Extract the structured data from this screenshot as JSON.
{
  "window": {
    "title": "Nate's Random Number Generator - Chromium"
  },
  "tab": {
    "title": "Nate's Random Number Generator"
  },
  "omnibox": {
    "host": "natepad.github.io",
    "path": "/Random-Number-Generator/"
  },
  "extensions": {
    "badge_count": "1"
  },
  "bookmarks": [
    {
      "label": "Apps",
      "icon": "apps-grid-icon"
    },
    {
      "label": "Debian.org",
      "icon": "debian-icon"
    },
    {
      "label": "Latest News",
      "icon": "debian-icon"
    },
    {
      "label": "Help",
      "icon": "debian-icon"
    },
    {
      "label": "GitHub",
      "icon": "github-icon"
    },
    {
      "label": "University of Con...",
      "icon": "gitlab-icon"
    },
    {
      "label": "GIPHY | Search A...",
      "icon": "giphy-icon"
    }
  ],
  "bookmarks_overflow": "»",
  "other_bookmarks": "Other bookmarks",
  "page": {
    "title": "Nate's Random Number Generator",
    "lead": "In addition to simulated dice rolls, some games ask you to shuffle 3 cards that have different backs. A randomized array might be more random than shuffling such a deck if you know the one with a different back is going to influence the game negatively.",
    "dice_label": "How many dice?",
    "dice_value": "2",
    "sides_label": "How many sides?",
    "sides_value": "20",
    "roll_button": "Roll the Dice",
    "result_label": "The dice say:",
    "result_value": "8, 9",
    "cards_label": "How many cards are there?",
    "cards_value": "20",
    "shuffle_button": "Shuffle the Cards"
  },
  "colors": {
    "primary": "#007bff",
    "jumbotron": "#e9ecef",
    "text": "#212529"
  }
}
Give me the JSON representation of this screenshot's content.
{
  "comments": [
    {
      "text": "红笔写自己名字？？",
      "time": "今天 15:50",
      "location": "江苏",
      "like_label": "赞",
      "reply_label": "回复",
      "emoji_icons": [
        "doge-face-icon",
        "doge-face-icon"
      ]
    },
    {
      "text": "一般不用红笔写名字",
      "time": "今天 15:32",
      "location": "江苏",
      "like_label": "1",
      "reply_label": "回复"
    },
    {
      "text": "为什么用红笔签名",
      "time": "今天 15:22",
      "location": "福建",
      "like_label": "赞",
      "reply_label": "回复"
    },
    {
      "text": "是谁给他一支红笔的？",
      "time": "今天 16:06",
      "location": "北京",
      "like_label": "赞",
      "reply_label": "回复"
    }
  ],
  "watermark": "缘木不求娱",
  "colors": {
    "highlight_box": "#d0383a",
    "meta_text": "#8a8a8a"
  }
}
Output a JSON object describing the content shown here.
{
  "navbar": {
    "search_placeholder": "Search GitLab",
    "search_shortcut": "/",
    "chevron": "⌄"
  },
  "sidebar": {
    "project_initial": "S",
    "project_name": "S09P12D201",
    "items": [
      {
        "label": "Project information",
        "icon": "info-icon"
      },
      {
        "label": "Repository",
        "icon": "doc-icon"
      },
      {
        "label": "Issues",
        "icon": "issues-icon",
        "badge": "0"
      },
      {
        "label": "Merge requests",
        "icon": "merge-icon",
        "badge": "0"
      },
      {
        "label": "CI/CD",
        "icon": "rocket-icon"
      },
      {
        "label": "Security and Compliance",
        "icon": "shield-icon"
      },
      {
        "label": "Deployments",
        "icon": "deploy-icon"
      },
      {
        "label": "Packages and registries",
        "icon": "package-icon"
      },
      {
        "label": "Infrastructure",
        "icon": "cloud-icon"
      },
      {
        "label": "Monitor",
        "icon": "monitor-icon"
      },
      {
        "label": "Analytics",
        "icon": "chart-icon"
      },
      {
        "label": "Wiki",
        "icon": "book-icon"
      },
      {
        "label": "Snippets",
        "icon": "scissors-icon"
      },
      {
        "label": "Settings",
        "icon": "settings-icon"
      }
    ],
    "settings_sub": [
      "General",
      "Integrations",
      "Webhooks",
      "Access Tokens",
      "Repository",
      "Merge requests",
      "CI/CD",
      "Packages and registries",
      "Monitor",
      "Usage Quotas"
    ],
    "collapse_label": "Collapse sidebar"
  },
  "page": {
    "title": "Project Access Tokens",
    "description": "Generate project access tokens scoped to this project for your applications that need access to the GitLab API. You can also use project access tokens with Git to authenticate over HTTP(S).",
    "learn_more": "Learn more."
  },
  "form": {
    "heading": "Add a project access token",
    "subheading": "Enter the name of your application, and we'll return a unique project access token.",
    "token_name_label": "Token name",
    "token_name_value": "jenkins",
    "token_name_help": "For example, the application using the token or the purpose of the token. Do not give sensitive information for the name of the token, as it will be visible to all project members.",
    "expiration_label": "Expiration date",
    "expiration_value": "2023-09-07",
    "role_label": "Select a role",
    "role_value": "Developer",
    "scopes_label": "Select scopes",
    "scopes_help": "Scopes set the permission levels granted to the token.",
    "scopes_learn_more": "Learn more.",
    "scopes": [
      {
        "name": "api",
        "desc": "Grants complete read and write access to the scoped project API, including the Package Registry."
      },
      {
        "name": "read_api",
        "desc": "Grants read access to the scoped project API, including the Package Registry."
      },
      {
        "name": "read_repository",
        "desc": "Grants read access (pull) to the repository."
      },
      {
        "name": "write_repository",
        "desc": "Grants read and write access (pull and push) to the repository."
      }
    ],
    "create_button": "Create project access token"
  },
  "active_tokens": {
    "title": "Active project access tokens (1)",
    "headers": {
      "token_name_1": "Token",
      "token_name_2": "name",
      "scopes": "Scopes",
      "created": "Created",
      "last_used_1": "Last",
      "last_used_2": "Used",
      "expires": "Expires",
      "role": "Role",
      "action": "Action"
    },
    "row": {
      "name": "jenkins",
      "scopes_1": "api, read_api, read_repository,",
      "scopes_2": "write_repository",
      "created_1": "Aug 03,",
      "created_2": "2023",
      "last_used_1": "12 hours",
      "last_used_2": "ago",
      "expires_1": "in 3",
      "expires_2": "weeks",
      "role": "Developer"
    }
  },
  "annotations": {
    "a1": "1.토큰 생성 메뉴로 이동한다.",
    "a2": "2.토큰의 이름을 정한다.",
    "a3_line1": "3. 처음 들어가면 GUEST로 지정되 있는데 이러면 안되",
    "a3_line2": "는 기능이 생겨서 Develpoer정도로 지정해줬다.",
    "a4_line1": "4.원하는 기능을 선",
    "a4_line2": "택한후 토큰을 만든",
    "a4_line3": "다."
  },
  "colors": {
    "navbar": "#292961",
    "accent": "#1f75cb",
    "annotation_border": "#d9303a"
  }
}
--*--
What is expected: Please repeat the listing above in full and exactly.

Reply to the task:
Extract the structured data from this screenshot as JSON.
{
  "window": {
    "title": "Nate's Random Number Generator - Chromium"
  },
  "tab": {
    "title": "Nate's Random Number Generator"
  },
  "omnibox": {
    "host": "natepad.github.io",
    "path": "/Random-Number-Generator/"
  },
  "extensions": {
    "badge_count": "1"
  },
  "bookmarks": [
    {
      "label": "Apps",
      "icon": "apps-grid-icon"
    },
    {
      "label": "Debian.org",
      "icon": "debian-icon"
    },
    {
      "label": "Latest News",
      "icon": "debian-icon"
    },
    {
      "label": "Help",
      "icon": "debian-icon"
    },
    {
      "label": "GitHub",
      "icon": "github-icon"
    },
    {
      "label": "University of Con...",
      "icon": "gitlab-icon"
    },
    {
      "label": "GIPHY | Search A...",
      "icon": "giphy-icon"
    }
  ],
  "bookmarks_overflow": "»",
  "other_bookmarks": "Other bookmarks",
  "page": {
    "title": "Nate's Random Number Generator",
    "lead": "In addition to simulated dice rolls, some games ask you to shuffle 3 cards that have different backs. A randomized array might be more random than shuffling such a deck if you know the one with a different back is going to influence the game negatively.",
    "dice_label": "How many dice?",
    "dice_value": "2",
    "sides_label": "How many sides?",
    "sides_value": "20",
    "roll_button": "Roll the Dice",
    "result_label": "The dice say:",
    "result_value": "8, 9",
    "cards_label": "How many cards are there?",
    "cards_value": "20",
    "shuffle_button": "Shuffle the Cards"
  },
  "colors": {
    "primary": "#007bff",
    "jumbotron": "#e9ecef",
    "text": "#212529"
  }
}
Give me the JSON representation of this screenshot's content.
{
  "comments": [
    {
      "text": "红笔写自己名字？？",
      "time": "今天 15:50",
      "location": "江苏",
      "like_label": "赞",
      "reply_label": "回复",
      "emoji_icons": [
        "doge-face-icon",
        "doge-face-icon"
      ]
    },
    {
      "text": "一般不用红笔写名字",
      "time": "今天 15:32",
      "location": "江苏",
      "like_label": "1",
      "reply_label": "回复"
    },
    {
      "text": "为什么用红笔签名",
      "time": "今天 15:22",
      "location": "福建",
      "like_label": "赞",
      "reply_label": "回复"
    },
    {
      "text": "是谁给他一支红笔的？",
      "time": "今天 16:06",
      "location": "北京",
      "like_label": "赞",
      "reply_label": "回复"
    }
  ],
  "watermark": "缘木不求娱",
  "colors": {
    "highlight_box": "#d0383a",
    "meta_text": "#8a8a8a"
  }
}
Output a JSON object describing the content shown here.
{
  "navbar": {
    "search_placeholder": "Search GitLab",
    "search_shortcut": "/",
    "chevron": "⌄"
  },
  "sidebar": {
    "project_initial": "S",
    "project_name": "S09P12D201",
    "items": [
      {
        "label": "Project information",
        "icon": "info-icon"
      },
      {
        "label": "Repository",
        "icon": "doc-icon"
      },
      {
        "label": "Issues",
        "icon": "issues-icon",
        "badge": "0"
      },
      {
        "label": "Merge requests",
        "icon": "merge-icon",
        "badge": "0"
      },
      {
        "label": "CI/CD",
        "icon": "rocket-icon"
      },
      {
        "label": "Security and Compliance",
        "icon": "shield-icon"
      },
      {
        "label": "Deployments",
        "icon": "deploy-icon"
      },
      {
        "label": "Packages and registries",
        "icon": "package-icon"
      },
      {
        "label": "Infrastructure",
        "icon": "cloud-icon"
      },
      {
        "label": "Monitor",
        "icon": "monitor-icon"
      },
      {
        "label": "Analytics",
        "icon": "chart-icon"
      },
      {
        "label": "Wiki",
        "icon": "book-icon"
      },
      {
        "label": "Snippets",
        "icon": "scissors-icon"
      },
      {
        "label": "Settings",
        "icon": "settings-icon"
      }
    ],
    "settings_sub": [
      "General",
      "Integrations",
      "Webhooks",
      "Access Tokens",
      "Repository",
      "Merge requests",
      "CI/CD",
      "Packages and registries",
      "Monitor",
      "Usage Quotas"
    ],
    "collapse_label": "Collapse sidebar"
  },
  "page": {
    "title": "Project Access Tokens",
    "description": "Generate project access tokens scoped to this project for your applications that need access to the GitLab API. You can also use project access tokens with Git to authenticate over HTTP(S).",
    "learn_more": "Learn more."
  },
  "form": {
    "heading": "Add a project access token",
    "subheading": "Enter the name of your application, and we'll return a unique project access token.",
    "token_name_label": "Token name",
    "token_name_value": "jenkins",
    "token_name_help": "For example, the application using the token or the purpose of the token. Do not give sensitive information for the name of the token, as it will be visible to all project members.",
    "expiration_label": "Expiration date",
    "expiration_value": "2023-09-07",
    "role_label": "Select a role",
    "role_value": "Developer",
    "scopes_label": "Select scopes",
    "scopes_help": "Scopes set the permission levels granted to the token.",
    "scopes_learn_more": "Learn more.",
    "scopes": [
      {
        "name": "api",
        "desc": "Grants complete read and write access to the scoped project API, including the Package Registry."
      },
      {
        "name": "read_api",
        "desc": "Grants read access to the scoped project API, including the Package Registry."
      },
      {
        "name": "read_repository",
        "desc": "Grants read access (pull) to the repository."
      },
      {
        "name": "write_repository",
        "desc": "Grants read and write access (pull and push) to the repository."
      }
    ],
    "create_button": "Create project access token"
  },
  "active_tokens": {
    "title": "Active project access tokens (1)",
    "headers": {
      "token_name_1": "Token",
      "token_name_2": "name",
      "scopes": "Scopes",
      "created": "Created",
      "last_used_1": "Last",
      "last_used_2": "Used",
      "expires": "Expires",
      "role": "Role",
      "action": "Action"
    },
    "row": {
      "name": "jenkins",
      "scopes_1": "api, read_api, read_repository,",
      "scopes_2": "write_repository",
      "created_1": "Aug 03,",
      "created_2": "2023",
      "last_used_1": "12 hours",
      "last_used_2": "ago",
      "expires_1": "in 3",
      "expires_2": "weeks",
      "role": "Developer"
    }
  },
  "annotations": {
    "a1": "1.토큰 생성 메뉴로 이동한다.",
    "a2": "2.토큰의 이름을 정한다.",
    "a3_line1": "3. 처음 들어가면 GUEST로 지정되 있는데 이러면 안되",
    "a3_line2": "는 기능이 생겨서 Develpoer정도로 지정해줬다.",
    "a4_line1": "4.원하는 기능을 선",
    "a4_line2": "택한후 토큰을 만든",
    "a4_line3": "다."
  },
  "colors": {
    "navbar": "#292961",
    "accent": "#1f75cb",
    "annotation_border": "#d9303a"
  }
}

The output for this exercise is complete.